- [EXCERPTED DATA]:
++++++++
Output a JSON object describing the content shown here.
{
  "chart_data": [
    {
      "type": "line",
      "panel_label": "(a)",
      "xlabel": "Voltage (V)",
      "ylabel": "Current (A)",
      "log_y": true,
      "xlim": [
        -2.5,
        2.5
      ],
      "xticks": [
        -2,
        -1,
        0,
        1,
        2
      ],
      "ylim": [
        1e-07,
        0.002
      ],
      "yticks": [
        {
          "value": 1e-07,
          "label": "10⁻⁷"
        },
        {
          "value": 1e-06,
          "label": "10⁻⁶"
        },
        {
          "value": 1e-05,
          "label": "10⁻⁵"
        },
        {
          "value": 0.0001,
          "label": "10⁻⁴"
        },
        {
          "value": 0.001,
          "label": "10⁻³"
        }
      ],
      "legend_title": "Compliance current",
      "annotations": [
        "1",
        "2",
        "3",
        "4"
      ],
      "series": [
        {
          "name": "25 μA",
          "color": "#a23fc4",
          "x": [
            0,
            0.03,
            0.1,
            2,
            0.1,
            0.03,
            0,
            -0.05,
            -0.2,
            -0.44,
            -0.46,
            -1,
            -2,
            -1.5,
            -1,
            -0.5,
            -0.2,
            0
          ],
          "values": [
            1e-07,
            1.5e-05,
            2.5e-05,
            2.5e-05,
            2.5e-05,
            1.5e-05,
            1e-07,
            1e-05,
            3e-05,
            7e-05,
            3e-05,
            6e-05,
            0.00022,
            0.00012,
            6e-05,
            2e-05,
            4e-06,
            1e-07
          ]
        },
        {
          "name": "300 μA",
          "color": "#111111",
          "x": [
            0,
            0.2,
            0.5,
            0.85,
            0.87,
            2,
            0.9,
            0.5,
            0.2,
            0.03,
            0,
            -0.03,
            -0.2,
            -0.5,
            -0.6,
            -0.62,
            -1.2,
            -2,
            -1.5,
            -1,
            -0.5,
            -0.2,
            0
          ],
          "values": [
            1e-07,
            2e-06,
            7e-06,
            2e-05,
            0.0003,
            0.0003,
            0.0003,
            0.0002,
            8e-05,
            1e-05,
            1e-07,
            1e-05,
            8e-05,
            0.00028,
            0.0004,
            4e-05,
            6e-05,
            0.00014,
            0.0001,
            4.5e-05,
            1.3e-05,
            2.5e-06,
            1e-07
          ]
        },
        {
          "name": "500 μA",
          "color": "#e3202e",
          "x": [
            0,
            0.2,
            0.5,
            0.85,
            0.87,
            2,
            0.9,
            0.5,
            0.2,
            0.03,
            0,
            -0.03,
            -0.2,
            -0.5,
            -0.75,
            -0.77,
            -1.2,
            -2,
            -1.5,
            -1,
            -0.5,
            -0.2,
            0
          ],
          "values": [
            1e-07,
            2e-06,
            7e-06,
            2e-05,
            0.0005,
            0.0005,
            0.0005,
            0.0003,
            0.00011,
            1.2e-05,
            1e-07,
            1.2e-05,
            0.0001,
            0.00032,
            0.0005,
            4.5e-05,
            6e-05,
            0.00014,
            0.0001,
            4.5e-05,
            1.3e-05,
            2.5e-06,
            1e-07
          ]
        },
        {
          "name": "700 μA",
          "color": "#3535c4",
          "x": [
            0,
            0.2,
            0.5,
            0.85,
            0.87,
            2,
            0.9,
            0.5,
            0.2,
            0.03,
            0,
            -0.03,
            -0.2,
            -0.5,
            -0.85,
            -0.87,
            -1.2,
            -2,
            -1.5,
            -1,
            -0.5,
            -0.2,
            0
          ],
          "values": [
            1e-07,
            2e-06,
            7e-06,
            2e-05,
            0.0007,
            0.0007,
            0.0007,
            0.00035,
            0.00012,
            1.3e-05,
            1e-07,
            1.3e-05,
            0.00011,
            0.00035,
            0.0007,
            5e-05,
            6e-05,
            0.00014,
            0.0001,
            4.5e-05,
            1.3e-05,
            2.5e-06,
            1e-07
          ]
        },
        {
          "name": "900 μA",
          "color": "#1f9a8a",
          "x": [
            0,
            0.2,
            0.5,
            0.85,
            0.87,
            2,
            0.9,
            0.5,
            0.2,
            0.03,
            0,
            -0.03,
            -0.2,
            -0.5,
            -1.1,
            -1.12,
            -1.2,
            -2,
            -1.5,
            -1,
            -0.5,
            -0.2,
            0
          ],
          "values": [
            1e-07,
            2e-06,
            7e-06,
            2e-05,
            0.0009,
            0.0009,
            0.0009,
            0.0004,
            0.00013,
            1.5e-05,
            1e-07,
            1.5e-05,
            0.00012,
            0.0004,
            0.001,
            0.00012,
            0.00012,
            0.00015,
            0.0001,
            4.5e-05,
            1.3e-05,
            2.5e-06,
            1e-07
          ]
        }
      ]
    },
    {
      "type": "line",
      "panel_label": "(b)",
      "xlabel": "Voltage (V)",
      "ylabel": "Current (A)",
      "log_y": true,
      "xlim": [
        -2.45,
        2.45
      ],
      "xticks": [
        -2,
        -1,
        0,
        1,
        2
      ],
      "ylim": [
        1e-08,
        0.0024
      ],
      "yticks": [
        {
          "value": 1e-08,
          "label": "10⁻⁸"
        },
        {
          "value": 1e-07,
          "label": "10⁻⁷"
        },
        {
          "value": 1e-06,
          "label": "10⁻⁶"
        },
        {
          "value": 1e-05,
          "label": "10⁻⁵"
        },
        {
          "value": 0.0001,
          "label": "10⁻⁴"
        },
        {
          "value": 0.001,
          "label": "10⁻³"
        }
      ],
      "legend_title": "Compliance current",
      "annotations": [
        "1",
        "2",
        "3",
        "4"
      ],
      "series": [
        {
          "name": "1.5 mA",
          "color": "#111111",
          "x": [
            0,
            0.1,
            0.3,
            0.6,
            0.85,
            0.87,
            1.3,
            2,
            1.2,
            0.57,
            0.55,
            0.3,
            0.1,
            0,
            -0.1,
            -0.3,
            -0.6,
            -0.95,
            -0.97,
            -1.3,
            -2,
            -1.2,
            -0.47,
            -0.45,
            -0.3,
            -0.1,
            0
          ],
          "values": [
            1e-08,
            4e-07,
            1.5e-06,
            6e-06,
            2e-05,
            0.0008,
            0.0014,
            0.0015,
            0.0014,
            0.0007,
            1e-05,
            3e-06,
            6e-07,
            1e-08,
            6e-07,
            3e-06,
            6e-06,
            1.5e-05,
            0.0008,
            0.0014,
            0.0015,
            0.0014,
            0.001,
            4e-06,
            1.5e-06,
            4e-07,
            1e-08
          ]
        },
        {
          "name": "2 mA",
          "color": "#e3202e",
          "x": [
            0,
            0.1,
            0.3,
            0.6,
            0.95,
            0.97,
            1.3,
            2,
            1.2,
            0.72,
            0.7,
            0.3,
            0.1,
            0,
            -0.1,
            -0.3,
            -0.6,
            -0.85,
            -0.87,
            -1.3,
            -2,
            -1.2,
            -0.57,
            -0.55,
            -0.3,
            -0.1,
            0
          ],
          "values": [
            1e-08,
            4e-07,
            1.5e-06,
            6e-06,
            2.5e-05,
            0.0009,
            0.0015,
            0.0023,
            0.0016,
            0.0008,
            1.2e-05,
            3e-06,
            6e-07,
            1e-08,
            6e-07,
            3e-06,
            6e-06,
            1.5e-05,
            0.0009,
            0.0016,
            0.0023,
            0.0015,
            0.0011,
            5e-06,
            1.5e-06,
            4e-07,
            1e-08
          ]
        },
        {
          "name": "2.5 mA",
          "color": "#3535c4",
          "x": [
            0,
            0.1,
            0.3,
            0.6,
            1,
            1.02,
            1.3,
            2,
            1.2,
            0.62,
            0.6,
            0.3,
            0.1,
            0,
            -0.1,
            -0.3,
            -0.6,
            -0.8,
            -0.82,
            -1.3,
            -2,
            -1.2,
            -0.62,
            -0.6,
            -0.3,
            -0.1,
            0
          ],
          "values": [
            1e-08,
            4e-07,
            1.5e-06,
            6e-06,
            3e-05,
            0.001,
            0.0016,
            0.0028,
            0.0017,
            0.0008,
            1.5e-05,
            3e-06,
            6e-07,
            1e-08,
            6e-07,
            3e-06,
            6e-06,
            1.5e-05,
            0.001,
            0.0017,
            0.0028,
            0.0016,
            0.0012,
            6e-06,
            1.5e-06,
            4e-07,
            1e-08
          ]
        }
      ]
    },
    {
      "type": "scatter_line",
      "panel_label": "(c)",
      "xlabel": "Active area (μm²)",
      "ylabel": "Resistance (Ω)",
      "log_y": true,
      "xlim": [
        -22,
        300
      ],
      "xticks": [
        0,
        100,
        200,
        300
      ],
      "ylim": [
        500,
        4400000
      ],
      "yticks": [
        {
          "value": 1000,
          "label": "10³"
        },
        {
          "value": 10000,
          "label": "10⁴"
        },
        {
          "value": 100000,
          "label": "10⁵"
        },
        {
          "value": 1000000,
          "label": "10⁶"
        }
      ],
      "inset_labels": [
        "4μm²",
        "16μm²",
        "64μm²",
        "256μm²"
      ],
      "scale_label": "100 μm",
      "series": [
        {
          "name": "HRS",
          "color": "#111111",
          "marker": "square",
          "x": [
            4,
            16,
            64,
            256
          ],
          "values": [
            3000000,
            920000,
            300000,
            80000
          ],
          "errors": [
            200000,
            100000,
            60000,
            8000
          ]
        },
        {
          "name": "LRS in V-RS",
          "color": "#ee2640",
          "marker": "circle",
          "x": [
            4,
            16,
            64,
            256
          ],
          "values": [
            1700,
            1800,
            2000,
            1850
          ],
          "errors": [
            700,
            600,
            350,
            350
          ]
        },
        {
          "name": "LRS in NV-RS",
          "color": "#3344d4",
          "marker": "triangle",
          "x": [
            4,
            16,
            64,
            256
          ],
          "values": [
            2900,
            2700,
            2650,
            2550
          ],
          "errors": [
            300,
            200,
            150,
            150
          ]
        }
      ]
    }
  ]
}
++++++++
- [YOUR INSTRUCTIONS]: Return all lines of the material above in which the word "marker" occurs.

- [ANSWER TO THIS TASK]:
          "marker": "square",
          "marker": "circle",
          "marker": "triangle",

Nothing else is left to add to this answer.